### JOB
Whenever a line contains the string "name", copy it out of the entries.

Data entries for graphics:
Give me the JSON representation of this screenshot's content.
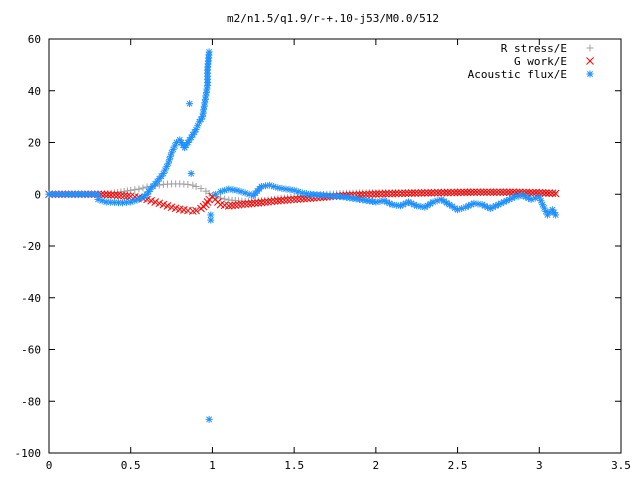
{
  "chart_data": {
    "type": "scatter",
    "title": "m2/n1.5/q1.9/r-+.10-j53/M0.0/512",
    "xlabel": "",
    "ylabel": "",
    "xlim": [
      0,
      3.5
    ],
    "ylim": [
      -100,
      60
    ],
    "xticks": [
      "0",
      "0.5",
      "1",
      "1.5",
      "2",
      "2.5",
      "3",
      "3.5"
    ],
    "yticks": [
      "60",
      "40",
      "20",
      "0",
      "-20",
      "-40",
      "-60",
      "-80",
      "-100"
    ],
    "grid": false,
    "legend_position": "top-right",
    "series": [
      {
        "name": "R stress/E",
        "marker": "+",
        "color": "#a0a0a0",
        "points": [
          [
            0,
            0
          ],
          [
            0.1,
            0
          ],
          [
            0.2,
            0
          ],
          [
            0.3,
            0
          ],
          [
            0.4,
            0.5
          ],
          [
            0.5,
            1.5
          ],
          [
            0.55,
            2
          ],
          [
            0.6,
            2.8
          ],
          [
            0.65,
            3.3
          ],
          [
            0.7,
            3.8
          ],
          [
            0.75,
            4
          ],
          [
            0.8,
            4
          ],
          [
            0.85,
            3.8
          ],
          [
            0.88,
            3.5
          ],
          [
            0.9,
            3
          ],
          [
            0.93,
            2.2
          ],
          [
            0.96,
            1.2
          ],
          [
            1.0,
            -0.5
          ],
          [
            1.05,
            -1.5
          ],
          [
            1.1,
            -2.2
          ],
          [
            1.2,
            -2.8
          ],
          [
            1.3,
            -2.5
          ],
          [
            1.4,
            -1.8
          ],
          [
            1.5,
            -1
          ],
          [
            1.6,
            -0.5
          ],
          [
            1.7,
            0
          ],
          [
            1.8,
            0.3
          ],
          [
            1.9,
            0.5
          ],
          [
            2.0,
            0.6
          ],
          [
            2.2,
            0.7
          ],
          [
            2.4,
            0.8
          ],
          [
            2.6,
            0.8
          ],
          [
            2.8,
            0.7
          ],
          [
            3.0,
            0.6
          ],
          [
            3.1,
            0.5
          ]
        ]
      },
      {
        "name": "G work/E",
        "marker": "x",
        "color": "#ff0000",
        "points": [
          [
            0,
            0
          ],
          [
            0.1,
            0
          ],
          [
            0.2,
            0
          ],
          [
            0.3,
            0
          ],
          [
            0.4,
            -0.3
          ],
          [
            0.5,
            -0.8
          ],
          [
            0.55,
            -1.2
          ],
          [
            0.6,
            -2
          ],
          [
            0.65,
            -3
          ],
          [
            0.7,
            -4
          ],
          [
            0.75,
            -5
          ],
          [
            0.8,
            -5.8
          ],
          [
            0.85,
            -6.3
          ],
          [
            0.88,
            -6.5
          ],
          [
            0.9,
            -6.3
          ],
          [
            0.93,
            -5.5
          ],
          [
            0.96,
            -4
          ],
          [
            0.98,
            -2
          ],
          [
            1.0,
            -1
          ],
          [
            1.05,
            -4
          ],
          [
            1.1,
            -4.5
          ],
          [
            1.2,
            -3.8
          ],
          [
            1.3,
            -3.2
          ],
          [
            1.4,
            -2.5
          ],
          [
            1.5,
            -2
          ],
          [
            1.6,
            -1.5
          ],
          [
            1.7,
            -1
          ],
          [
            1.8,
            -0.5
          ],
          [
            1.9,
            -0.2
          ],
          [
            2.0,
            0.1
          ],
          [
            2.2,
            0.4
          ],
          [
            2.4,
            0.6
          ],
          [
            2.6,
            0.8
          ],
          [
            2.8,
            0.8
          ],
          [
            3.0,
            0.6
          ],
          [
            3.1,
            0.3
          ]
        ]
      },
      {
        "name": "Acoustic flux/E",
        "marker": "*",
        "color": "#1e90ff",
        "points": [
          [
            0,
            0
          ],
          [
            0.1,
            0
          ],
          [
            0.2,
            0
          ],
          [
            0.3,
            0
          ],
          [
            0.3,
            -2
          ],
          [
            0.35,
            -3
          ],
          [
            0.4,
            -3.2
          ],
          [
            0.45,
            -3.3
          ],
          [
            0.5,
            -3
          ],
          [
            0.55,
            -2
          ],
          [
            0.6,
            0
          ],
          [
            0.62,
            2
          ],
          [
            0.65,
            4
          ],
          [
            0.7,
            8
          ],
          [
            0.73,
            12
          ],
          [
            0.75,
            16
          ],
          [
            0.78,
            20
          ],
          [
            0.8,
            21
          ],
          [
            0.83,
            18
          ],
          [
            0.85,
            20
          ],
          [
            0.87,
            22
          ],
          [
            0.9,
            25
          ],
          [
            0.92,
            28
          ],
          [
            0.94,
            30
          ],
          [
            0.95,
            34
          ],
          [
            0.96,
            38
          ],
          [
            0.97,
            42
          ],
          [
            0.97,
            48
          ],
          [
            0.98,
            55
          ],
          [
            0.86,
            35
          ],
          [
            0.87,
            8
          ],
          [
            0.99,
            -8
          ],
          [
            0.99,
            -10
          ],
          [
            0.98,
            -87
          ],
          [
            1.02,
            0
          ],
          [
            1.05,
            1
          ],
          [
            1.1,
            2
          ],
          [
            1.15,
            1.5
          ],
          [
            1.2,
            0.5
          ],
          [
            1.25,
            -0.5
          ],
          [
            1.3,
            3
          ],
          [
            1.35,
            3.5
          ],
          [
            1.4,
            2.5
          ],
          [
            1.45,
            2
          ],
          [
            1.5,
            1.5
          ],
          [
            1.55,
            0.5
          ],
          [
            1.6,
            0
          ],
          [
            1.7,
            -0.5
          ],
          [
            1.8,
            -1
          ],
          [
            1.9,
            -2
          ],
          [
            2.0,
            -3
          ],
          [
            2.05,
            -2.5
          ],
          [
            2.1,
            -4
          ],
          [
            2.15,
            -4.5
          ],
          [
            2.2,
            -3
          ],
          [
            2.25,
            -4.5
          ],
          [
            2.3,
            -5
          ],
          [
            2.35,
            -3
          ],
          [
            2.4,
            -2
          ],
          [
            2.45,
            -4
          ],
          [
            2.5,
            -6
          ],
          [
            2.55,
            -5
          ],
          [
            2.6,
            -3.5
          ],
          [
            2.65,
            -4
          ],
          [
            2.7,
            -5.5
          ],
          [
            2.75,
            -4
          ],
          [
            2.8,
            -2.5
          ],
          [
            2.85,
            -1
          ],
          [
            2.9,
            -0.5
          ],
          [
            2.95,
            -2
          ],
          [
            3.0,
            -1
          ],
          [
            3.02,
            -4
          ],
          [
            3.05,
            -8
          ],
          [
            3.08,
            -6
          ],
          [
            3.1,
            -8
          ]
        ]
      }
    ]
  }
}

* * *

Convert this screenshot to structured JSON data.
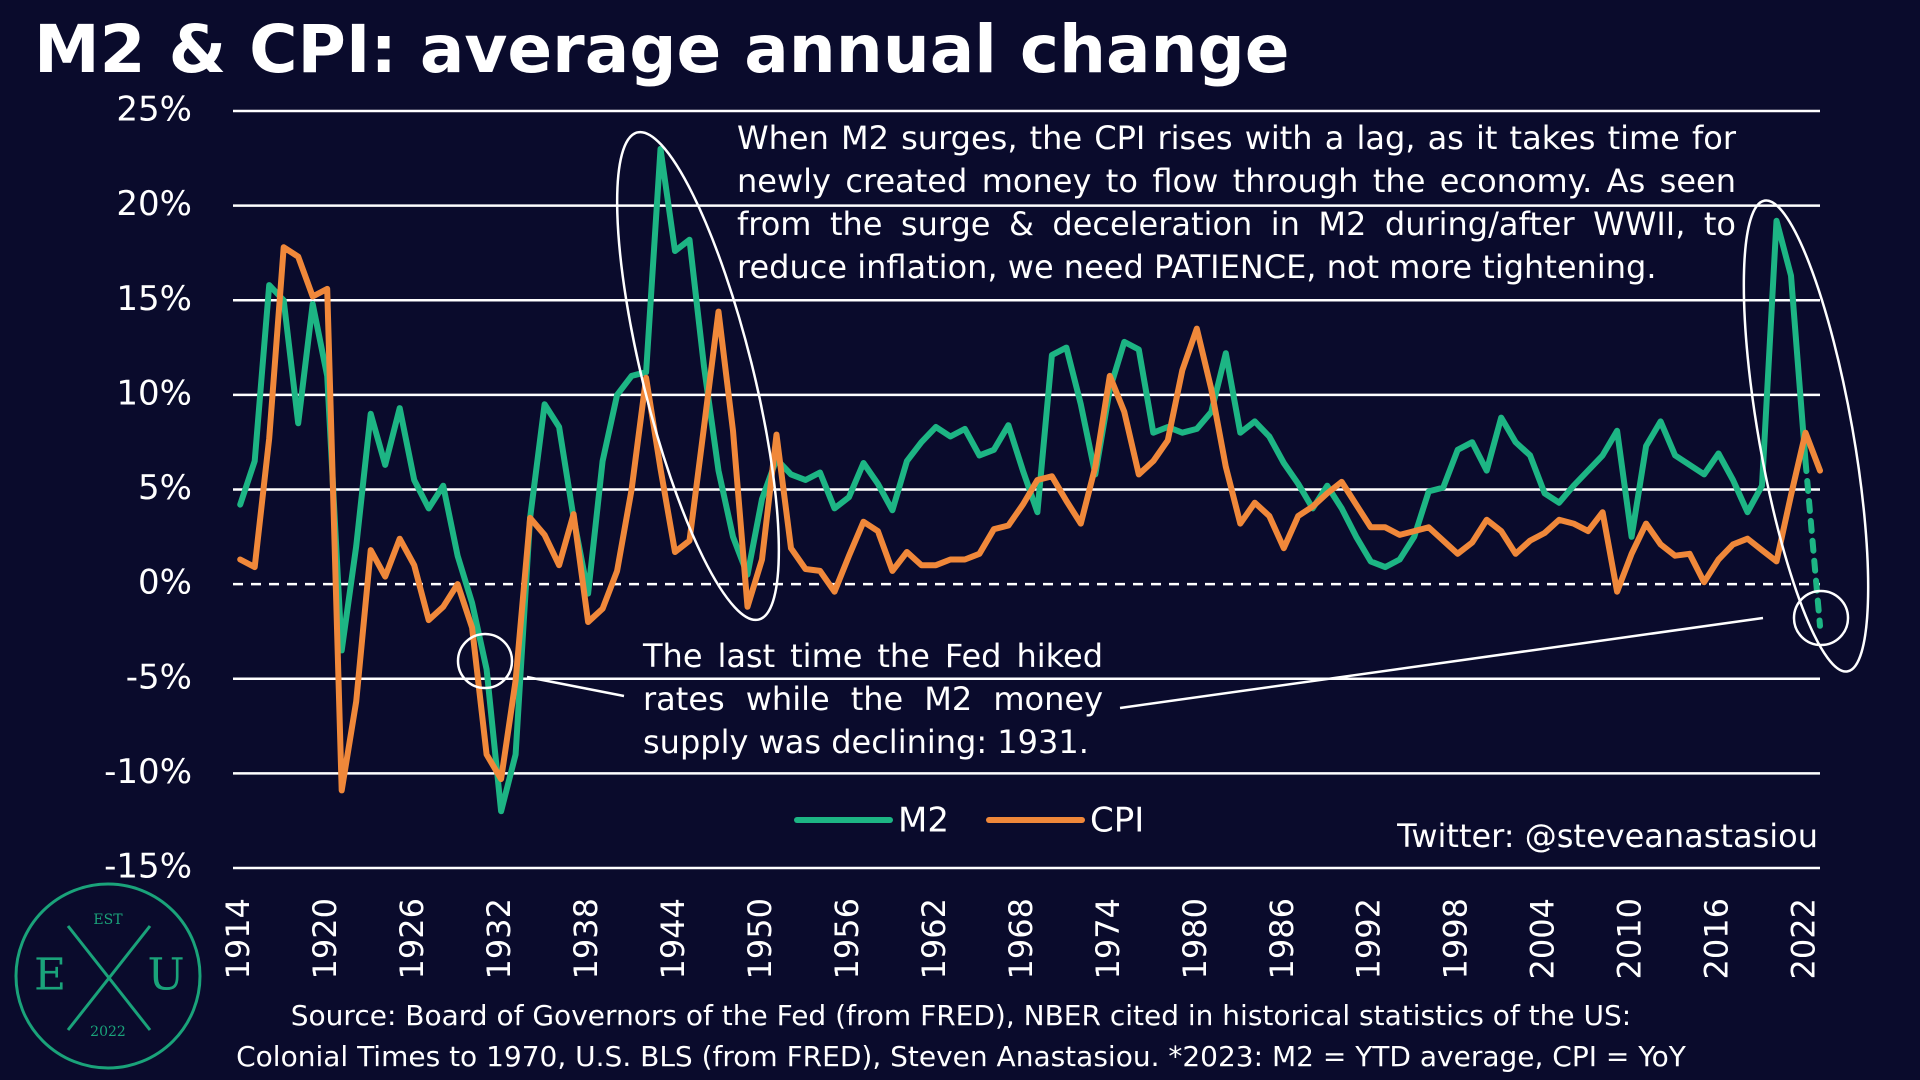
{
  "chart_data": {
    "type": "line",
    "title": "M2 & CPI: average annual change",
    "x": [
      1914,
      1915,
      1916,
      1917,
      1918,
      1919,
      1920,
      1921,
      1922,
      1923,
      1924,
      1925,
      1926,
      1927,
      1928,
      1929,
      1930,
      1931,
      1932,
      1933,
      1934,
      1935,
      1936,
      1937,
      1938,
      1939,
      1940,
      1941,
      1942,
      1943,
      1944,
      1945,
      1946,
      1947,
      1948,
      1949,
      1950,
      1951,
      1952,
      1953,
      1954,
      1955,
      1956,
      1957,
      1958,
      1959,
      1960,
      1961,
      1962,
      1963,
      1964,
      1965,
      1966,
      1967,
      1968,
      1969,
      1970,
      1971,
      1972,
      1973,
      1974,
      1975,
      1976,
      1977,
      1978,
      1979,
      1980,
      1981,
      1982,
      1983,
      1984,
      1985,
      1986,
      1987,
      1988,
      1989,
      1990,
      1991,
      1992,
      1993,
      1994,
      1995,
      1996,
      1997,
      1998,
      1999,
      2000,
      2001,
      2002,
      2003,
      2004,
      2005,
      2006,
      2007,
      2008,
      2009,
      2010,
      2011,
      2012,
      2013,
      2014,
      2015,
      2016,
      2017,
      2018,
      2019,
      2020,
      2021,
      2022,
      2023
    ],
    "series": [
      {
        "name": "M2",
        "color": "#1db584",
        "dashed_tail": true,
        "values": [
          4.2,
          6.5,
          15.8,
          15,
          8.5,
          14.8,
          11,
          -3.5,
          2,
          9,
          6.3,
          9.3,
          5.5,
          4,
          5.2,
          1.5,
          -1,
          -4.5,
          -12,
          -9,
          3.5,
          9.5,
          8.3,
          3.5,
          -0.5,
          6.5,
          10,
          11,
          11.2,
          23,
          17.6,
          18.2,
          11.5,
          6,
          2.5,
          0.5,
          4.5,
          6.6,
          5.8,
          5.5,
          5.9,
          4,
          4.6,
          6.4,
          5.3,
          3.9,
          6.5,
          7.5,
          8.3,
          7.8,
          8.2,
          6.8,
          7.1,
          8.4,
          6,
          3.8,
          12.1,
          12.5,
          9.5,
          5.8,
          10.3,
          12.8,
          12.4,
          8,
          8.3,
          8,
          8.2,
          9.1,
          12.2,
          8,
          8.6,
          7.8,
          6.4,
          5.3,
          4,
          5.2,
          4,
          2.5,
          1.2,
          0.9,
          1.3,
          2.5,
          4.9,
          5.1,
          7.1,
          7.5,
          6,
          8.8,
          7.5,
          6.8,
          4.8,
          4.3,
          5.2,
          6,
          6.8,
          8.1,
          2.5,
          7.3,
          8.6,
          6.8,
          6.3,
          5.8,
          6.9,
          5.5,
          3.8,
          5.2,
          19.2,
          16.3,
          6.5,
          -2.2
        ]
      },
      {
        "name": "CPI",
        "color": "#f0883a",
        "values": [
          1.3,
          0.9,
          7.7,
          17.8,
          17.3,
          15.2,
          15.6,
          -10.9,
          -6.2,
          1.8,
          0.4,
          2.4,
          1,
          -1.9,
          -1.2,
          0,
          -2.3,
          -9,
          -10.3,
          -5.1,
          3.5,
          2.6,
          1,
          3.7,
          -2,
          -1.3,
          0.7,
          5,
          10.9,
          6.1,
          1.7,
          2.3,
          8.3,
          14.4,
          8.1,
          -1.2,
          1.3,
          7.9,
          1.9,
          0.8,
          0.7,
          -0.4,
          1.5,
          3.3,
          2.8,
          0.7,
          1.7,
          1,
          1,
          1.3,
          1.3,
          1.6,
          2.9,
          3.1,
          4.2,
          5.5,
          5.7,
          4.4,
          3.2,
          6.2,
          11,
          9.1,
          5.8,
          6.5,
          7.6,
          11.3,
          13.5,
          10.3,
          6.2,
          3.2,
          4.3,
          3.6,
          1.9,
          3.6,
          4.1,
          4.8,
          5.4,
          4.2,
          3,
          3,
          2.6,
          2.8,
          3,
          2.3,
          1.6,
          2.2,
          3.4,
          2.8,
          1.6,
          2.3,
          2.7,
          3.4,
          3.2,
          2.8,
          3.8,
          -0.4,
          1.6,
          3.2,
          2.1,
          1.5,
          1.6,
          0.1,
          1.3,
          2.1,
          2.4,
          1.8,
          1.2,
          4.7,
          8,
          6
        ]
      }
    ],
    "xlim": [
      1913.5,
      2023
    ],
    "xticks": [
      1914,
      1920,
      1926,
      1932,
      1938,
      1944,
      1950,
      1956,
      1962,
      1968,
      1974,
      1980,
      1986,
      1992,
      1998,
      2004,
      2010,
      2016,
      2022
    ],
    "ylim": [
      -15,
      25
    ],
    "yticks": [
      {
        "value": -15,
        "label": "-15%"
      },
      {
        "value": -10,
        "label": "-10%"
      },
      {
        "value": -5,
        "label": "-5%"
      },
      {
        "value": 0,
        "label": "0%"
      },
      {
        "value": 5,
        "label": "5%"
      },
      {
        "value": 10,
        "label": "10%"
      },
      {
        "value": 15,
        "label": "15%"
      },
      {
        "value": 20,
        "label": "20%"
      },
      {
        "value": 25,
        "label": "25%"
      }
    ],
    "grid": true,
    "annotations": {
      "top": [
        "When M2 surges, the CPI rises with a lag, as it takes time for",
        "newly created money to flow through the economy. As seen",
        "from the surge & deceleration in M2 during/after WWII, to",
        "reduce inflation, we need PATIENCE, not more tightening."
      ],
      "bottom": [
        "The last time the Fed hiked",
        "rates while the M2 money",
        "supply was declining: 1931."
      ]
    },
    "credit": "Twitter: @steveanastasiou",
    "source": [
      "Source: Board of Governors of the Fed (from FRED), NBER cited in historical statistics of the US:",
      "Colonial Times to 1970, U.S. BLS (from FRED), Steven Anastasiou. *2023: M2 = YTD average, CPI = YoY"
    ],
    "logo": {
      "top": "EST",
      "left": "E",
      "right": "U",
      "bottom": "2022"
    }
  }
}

--

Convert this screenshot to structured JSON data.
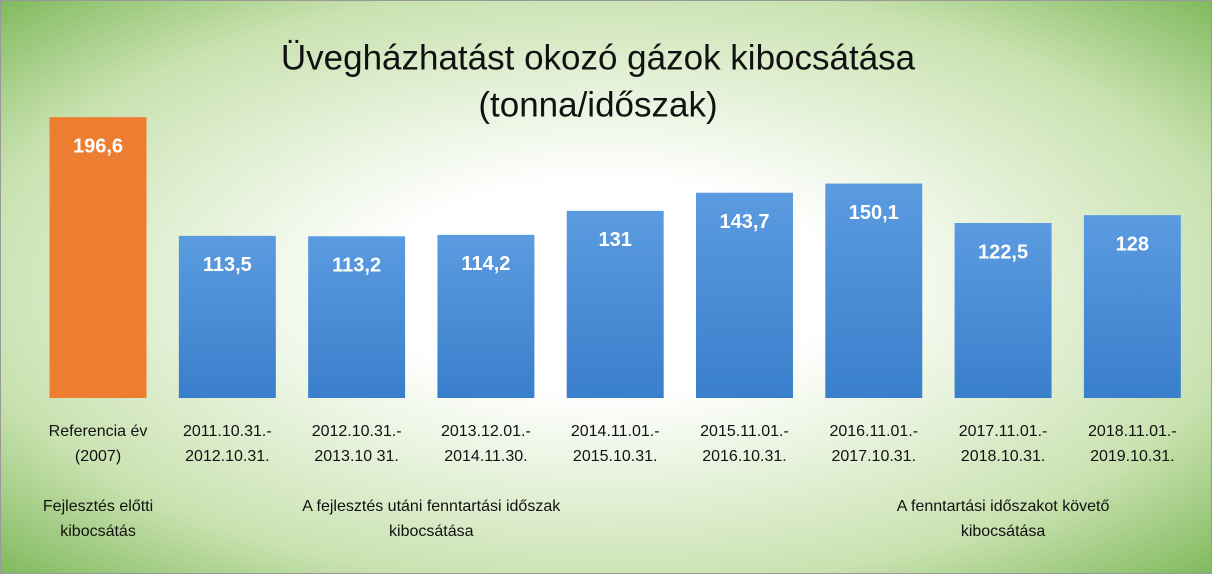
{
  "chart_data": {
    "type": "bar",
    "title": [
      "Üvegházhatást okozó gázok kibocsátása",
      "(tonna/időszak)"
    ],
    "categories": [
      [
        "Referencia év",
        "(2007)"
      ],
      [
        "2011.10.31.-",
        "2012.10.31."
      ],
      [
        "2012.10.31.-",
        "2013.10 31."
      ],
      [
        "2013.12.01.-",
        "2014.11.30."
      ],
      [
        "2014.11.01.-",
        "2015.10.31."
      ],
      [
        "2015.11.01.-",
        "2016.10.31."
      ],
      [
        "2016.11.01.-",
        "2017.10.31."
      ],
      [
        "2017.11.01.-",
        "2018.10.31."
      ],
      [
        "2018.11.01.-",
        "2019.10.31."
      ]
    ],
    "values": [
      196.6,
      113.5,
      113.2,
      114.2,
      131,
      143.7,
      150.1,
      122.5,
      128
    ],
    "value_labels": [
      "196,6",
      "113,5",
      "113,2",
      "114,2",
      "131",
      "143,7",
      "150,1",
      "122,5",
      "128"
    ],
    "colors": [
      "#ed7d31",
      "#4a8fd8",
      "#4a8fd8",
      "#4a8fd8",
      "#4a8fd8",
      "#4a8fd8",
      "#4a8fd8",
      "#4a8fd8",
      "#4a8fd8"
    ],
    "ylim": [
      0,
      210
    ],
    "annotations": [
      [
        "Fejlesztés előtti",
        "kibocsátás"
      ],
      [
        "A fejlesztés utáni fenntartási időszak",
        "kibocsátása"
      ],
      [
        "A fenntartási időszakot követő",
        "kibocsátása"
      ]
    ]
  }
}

### CORRECT RESPONSE
        "name": "R stress/E",
        "name": "G work/E",
        "name": "Acoustic flux/E",
        "name": "M2",
        "name": "CPI",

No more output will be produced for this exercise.